* [Exercise goal]: Scan the data. Collect each line that contains the word "体育用品相关企业存量".

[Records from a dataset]
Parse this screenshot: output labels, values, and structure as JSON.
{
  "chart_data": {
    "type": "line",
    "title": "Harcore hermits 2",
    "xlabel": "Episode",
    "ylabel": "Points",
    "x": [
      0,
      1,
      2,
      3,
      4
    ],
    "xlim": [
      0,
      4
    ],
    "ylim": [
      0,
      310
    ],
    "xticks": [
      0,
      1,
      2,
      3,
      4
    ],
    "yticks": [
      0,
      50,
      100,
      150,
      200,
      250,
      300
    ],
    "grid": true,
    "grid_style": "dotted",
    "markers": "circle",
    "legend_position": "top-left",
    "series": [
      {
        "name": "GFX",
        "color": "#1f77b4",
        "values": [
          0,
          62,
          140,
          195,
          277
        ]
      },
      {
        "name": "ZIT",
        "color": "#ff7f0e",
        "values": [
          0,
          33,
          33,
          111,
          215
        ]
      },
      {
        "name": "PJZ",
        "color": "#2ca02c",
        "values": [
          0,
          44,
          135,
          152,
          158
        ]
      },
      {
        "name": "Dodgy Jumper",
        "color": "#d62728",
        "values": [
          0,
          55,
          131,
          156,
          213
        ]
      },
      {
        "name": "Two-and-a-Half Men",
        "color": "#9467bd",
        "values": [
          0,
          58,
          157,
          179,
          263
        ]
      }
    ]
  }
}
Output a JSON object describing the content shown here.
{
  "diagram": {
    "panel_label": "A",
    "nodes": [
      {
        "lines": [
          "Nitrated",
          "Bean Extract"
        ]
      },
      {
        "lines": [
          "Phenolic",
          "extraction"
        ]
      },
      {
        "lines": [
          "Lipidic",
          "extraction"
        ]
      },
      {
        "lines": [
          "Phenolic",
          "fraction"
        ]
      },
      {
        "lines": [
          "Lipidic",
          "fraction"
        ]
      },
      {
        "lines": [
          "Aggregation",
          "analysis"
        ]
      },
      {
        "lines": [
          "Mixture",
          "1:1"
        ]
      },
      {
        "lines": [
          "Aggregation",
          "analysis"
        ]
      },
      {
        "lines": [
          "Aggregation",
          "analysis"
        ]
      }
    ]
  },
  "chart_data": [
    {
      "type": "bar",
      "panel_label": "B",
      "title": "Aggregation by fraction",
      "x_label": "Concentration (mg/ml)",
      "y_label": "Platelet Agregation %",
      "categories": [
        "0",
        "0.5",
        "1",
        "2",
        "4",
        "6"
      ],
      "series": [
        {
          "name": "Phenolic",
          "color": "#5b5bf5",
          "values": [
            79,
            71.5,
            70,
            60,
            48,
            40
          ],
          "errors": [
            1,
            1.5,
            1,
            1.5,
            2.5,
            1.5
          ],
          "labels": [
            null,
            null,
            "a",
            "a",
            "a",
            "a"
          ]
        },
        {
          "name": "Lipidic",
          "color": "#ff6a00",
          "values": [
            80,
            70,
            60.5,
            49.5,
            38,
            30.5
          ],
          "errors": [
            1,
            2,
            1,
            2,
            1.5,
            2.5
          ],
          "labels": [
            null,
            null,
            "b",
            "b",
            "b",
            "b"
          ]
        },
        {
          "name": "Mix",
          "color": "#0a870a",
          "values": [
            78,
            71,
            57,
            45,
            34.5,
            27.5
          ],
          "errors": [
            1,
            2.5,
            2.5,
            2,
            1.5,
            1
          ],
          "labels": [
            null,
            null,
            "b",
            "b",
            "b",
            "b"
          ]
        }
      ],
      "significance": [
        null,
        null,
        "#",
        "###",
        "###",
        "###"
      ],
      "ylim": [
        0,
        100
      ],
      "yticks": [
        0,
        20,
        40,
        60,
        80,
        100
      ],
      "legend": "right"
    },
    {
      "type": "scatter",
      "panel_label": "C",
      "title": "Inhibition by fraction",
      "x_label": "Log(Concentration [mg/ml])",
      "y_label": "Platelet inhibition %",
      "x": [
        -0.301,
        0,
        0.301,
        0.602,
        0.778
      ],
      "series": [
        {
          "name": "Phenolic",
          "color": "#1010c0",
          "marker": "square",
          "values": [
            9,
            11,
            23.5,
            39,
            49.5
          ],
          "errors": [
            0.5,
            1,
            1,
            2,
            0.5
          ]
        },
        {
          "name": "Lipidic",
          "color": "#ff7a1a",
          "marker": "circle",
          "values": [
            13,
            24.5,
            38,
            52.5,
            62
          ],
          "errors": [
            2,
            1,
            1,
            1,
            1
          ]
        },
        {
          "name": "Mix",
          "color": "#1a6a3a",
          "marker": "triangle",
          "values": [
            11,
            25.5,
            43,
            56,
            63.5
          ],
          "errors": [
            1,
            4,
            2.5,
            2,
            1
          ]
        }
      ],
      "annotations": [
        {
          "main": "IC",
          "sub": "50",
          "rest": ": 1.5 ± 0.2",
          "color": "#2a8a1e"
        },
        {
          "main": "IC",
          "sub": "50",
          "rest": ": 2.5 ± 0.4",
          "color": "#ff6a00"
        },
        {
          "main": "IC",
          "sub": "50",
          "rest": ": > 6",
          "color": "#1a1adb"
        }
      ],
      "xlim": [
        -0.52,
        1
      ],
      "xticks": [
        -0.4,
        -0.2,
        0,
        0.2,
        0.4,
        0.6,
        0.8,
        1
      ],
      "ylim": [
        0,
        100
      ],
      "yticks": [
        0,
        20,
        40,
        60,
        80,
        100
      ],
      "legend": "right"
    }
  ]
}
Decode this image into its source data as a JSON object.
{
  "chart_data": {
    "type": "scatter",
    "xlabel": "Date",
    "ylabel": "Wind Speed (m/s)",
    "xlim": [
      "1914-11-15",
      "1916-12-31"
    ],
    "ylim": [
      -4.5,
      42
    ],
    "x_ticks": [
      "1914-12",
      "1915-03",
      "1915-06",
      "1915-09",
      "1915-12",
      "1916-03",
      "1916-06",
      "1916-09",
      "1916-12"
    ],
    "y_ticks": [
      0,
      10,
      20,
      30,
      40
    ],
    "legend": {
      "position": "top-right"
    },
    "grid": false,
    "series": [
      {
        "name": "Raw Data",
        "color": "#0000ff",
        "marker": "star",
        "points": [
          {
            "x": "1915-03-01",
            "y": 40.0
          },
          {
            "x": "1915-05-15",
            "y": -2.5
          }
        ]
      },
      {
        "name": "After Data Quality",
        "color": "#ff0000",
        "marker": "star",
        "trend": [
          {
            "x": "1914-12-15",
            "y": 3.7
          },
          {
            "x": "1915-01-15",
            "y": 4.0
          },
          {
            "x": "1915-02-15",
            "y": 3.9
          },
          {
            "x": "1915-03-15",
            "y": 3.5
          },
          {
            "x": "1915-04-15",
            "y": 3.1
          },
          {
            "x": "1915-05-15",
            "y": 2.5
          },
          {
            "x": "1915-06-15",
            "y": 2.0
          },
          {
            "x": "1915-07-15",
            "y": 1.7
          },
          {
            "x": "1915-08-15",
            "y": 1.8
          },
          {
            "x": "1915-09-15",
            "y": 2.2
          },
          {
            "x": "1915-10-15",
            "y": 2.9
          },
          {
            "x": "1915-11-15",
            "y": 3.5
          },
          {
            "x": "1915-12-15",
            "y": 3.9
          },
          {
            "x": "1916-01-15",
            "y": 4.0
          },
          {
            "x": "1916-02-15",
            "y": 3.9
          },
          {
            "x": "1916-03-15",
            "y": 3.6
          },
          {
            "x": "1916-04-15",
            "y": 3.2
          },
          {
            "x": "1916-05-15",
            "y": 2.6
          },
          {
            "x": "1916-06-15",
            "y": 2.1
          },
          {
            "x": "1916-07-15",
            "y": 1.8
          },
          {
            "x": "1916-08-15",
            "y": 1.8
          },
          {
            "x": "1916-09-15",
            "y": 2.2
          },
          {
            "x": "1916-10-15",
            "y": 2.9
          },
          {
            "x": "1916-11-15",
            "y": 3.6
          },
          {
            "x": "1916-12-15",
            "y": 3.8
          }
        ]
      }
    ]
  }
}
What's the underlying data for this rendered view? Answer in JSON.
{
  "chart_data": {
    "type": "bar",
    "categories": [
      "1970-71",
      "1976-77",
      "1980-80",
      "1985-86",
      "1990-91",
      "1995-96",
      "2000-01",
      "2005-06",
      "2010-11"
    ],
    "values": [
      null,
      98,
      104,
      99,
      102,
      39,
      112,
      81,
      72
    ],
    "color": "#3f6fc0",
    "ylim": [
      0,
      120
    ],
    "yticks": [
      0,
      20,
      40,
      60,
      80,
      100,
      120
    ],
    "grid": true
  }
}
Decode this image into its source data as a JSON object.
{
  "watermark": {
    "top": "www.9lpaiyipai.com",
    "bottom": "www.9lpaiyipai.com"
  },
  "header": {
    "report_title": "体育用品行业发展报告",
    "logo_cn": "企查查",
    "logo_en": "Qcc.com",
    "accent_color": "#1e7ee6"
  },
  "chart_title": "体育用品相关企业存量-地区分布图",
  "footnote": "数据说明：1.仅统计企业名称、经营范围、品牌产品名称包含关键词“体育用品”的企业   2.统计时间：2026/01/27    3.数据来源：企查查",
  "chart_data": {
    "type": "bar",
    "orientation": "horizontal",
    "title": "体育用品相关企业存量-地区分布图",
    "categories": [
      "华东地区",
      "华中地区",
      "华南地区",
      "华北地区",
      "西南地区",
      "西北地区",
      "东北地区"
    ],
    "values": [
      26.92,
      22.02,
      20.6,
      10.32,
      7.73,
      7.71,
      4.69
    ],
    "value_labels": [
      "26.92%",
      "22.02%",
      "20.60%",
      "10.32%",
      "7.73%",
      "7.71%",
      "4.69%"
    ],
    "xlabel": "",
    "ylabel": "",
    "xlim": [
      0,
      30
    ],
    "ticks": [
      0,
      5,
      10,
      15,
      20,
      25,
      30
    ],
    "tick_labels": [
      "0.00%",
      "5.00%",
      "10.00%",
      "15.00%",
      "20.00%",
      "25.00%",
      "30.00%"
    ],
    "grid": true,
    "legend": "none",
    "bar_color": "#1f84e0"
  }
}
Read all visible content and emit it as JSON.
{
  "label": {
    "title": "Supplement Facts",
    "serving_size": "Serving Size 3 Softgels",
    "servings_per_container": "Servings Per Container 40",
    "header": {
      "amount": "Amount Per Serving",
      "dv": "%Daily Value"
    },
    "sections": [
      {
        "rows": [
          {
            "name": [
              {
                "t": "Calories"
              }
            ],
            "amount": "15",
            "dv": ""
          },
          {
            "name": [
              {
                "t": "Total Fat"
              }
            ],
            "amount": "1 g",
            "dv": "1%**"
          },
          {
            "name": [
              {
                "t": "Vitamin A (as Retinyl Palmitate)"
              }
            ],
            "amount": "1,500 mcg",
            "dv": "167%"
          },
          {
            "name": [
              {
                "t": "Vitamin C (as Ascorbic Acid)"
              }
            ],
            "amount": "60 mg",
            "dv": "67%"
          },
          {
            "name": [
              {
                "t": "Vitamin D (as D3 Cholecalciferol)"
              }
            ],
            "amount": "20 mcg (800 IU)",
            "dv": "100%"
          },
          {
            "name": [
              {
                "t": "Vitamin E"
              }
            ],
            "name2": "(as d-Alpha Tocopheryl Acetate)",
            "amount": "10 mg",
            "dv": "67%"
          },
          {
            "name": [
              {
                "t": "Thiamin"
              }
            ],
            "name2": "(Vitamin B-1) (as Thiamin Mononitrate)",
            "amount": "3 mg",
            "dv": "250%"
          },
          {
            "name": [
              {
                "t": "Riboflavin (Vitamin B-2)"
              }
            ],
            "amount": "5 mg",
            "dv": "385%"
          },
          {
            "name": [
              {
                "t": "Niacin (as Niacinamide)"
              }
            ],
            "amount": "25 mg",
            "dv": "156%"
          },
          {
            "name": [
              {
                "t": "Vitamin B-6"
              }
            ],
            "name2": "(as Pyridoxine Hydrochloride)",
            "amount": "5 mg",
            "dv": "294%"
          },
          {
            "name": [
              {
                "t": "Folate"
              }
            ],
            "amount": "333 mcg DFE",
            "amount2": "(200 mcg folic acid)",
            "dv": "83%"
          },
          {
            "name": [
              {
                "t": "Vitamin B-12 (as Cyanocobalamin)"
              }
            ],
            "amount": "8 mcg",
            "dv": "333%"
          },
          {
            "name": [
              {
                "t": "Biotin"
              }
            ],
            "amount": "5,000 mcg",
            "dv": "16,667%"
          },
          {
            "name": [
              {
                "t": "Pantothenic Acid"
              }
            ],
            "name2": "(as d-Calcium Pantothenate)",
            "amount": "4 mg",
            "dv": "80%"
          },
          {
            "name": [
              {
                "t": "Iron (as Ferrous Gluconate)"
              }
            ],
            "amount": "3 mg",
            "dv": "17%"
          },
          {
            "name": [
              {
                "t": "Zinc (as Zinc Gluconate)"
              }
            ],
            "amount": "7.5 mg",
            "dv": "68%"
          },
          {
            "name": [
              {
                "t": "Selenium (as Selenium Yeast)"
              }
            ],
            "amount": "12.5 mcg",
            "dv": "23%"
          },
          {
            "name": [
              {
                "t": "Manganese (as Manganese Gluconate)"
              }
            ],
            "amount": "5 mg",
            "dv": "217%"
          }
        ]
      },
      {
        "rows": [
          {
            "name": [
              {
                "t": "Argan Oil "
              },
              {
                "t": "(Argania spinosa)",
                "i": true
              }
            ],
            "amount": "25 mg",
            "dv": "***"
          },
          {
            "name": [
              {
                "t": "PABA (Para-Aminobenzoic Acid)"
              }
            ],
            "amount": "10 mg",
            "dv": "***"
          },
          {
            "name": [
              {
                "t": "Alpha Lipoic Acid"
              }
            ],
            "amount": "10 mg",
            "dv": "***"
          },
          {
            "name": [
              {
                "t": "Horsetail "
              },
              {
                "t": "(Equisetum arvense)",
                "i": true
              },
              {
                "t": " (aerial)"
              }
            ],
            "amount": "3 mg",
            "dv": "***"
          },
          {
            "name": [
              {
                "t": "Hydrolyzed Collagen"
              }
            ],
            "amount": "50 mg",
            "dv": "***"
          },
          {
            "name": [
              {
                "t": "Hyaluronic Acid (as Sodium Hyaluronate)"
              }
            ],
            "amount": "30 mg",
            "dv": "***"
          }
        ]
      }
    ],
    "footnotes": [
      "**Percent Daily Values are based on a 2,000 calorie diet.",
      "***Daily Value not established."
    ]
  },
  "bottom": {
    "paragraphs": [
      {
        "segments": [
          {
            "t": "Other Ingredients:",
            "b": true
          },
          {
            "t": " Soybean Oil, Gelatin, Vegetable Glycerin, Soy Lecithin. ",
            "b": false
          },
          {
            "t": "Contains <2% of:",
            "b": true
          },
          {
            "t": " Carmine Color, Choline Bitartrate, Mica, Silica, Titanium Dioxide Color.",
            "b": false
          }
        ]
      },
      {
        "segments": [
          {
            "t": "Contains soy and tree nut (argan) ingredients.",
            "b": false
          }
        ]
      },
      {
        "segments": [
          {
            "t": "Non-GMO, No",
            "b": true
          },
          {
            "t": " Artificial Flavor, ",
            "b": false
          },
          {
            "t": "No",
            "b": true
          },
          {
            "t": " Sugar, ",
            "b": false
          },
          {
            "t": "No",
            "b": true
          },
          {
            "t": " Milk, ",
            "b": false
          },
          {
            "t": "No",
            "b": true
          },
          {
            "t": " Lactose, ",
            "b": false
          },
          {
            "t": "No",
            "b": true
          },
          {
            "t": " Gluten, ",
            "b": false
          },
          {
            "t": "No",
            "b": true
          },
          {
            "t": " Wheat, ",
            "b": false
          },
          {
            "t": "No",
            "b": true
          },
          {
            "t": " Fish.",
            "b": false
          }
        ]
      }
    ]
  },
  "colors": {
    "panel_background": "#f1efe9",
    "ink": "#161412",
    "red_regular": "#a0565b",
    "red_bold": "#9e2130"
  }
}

* [Task output]:
  "chart_title": "体育用品相关企业存量-地区分布图",
    "title": "体育用品相关企业存量-地区分布图",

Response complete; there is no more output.